== TASK ==
Every line of the data that contains the string "rest" must be copied.

== DATASET EXCERPTS ==
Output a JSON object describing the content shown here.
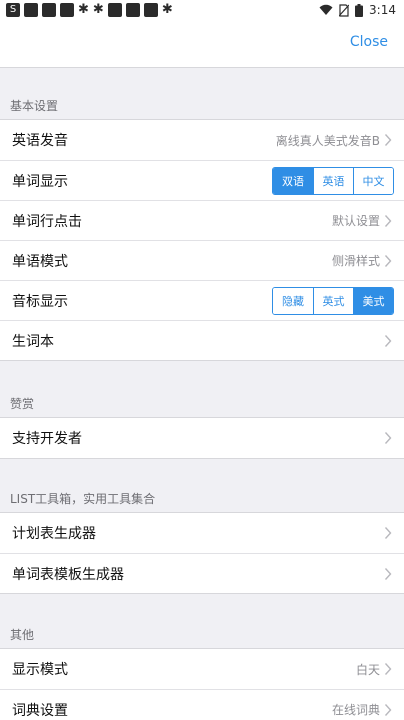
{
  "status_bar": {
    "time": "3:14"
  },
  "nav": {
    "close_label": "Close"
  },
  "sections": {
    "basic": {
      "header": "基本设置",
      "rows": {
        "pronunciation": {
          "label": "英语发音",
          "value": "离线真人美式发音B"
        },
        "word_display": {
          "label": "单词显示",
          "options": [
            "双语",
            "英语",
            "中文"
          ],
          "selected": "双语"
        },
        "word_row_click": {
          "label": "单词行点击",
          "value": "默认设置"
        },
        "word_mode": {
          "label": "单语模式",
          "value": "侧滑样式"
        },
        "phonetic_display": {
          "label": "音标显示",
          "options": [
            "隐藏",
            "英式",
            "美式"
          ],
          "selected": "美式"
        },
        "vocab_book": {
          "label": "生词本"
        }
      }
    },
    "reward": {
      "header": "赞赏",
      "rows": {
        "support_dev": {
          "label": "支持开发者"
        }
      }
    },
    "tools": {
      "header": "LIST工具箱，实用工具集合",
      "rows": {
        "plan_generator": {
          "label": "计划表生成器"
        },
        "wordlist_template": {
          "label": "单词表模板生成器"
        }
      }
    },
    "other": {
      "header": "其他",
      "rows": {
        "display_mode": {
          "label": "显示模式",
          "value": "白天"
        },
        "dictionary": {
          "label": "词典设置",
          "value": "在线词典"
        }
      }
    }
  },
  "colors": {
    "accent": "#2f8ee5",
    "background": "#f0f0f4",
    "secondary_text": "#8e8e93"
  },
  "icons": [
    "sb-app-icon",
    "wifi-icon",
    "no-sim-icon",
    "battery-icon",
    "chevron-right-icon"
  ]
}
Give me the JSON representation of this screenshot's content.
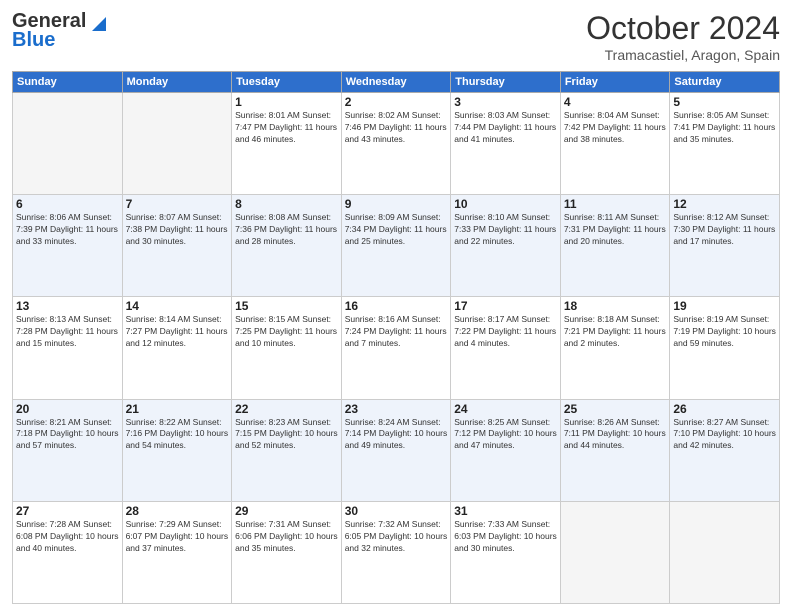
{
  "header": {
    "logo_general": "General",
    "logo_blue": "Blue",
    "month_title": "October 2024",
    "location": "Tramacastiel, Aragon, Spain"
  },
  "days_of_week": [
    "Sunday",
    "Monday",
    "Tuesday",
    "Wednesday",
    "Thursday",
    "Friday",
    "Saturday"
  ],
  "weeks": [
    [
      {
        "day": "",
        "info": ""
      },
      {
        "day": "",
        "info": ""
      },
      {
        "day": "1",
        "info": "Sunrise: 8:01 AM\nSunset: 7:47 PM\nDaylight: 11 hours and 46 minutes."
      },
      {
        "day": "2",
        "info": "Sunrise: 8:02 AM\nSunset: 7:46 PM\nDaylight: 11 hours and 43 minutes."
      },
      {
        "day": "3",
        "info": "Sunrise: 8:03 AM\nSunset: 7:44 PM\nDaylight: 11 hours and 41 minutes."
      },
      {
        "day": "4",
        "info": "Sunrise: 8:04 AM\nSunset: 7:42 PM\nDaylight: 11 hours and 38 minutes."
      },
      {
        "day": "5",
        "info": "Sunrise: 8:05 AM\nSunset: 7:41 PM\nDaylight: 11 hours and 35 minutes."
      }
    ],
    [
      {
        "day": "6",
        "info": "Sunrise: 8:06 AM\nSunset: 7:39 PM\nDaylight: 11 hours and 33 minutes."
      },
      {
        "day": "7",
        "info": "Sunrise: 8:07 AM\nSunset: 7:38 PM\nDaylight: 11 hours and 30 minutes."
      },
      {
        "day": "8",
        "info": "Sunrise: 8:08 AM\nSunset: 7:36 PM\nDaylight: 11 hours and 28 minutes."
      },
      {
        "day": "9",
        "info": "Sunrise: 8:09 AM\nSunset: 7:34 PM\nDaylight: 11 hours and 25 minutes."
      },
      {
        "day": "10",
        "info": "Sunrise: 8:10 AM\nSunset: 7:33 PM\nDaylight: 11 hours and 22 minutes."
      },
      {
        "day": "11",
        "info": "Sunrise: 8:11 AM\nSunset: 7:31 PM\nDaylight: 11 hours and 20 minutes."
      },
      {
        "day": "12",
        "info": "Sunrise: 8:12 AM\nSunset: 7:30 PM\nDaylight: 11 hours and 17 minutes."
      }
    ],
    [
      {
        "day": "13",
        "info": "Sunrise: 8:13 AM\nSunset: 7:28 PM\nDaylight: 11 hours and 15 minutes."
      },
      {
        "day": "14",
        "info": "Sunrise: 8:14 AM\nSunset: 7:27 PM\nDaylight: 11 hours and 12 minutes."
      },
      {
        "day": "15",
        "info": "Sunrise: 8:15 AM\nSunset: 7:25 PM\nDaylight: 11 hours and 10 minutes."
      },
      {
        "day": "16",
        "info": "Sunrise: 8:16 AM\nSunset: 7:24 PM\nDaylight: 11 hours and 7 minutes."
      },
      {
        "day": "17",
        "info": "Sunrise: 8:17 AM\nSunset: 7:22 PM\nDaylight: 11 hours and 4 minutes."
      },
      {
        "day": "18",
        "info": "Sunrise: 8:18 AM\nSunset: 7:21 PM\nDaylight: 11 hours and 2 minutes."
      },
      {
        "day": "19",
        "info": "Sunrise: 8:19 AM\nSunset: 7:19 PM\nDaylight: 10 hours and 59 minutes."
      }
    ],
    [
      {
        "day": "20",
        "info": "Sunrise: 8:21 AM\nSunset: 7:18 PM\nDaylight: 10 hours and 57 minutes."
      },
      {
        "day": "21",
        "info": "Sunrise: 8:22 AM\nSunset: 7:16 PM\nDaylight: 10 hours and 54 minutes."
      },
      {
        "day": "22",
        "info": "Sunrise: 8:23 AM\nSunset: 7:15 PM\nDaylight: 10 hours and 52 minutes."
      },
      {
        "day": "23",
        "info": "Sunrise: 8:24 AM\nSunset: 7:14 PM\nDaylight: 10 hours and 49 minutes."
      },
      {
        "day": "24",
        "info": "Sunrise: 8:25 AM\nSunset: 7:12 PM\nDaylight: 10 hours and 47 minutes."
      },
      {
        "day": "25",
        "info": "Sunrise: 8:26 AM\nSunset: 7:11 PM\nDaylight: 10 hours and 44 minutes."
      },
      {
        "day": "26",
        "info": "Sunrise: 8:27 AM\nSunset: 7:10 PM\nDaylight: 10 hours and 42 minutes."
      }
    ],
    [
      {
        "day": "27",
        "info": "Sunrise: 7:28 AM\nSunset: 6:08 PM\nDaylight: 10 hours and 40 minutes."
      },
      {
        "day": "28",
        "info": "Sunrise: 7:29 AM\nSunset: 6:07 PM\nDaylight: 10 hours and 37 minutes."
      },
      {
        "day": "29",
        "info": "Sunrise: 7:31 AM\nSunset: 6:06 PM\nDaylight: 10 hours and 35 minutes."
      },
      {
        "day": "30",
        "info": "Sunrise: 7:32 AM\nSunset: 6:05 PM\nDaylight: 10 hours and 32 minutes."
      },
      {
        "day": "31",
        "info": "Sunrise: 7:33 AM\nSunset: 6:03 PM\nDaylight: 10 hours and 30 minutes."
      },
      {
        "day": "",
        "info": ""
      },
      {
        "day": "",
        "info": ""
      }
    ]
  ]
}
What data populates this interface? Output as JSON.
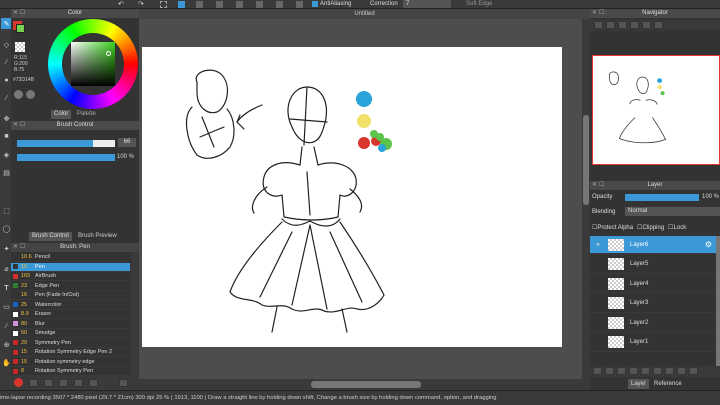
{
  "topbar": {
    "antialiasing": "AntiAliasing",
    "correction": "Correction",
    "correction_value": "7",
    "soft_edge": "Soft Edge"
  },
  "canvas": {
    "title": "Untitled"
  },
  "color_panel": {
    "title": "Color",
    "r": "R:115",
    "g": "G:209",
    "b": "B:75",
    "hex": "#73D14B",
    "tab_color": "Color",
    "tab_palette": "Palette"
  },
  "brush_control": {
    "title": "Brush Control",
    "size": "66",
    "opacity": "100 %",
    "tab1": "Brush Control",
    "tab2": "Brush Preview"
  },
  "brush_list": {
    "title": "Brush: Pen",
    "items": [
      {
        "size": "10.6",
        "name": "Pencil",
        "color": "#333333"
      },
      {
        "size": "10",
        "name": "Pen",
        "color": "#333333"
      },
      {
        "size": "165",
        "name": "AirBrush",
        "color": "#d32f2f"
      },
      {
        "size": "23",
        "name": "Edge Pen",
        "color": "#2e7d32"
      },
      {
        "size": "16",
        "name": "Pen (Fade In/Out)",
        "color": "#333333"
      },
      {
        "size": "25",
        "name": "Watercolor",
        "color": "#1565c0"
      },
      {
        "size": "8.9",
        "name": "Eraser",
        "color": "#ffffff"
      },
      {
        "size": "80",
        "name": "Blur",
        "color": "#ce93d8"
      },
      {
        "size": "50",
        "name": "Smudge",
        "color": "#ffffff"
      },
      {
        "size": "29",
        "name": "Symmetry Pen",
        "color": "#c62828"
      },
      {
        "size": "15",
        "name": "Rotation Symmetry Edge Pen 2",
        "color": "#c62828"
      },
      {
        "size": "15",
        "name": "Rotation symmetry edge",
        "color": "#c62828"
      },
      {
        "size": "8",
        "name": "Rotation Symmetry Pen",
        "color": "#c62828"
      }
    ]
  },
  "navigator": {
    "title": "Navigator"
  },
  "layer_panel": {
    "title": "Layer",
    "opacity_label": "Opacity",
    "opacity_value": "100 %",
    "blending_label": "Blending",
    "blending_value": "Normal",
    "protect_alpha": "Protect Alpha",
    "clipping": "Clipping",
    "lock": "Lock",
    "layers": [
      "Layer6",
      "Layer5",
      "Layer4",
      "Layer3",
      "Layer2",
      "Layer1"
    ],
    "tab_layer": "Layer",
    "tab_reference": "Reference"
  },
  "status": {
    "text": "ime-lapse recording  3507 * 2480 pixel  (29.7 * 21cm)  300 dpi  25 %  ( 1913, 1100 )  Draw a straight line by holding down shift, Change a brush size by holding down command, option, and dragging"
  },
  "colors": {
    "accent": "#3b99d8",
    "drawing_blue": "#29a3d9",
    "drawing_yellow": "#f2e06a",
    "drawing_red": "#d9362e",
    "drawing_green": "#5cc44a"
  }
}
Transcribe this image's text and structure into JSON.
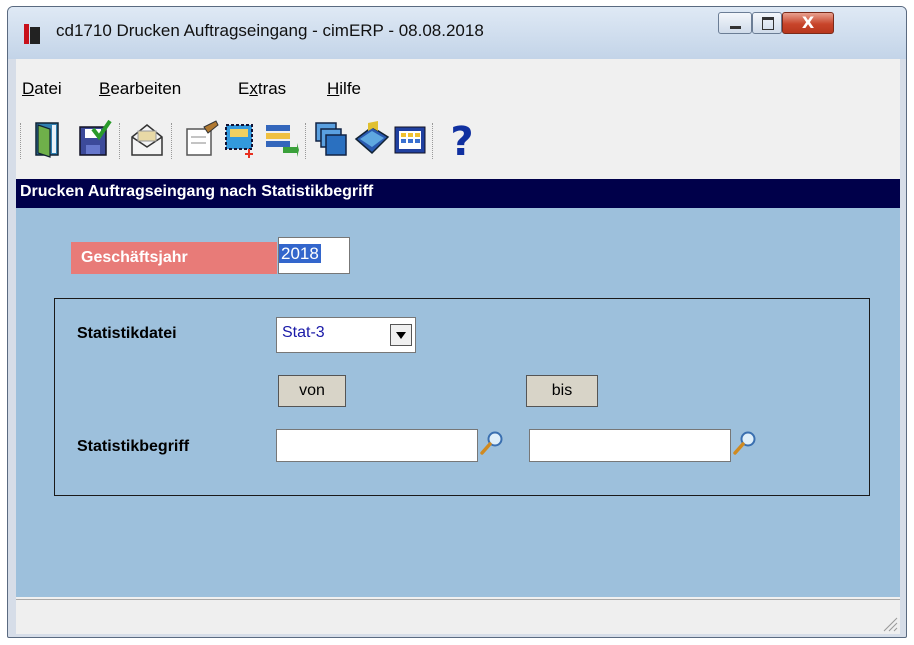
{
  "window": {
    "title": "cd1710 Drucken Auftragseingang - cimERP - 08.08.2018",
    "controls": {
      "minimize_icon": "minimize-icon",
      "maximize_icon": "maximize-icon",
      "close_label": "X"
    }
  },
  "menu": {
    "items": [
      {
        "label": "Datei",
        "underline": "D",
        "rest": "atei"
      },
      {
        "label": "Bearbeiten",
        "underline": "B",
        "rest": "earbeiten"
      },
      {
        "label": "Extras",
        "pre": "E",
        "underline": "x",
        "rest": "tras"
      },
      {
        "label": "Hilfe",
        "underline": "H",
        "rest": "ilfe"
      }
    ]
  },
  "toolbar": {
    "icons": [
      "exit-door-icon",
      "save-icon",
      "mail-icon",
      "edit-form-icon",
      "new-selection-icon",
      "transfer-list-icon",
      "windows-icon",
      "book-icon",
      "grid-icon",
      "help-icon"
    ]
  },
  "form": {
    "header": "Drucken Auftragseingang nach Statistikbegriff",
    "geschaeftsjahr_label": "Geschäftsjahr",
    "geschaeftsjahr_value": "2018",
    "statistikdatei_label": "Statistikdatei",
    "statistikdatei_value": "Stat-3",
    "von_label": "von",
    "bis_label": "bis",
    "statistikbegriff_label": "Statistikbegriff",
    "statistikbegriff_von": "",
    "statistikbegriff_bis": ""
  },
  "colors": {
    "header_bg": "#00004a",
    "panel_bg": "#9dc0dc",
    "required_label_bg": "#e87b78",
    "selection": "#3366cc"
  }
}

== FULL SOLUTION ==
        "rest": "atei"
        "rest": "earbeiten"
        "rest": "tras"
        "rest": "ilfe"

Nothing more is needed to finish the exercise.